PROBLEM TO WORK ON. Exactly reproduce each entry, leaving out nothing.

TASK INPUT.

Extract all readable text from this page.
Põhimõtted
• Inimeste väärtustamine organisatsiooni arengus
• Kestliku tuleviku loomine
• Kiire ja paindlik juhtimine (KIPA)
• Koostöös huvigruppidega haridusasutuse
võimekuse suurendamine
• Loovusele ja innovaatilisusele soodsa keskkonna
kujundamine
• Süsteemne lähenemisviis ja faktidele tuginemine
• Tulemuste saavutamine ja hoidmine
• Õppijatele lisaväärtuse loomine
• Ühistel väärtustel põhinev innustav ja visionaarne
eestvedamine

TASK ANSWER.
Extract all readable text from this page.
Põhimõtted
• Inimeste väärtustamine organisatsiooni arengus
• Kestliku tuleviku loomine
• Kiire ja paindlik juhtimine (KIPA)
• Koostöös huvigruppidega haridusasutuse
võimekuse suurendamine
• Loovusele ja innovaatilisusele soodsa keskkonna
kujundamine
• Süsteemne lähenemisviis ja faktidele tuginemine
• Tulemuste saavutamine ja hoidmine
• Õppijatele lisaväärtuse loomine
• Ühistel väärtustel põhinev innustav ja visionaarne
eestvedamine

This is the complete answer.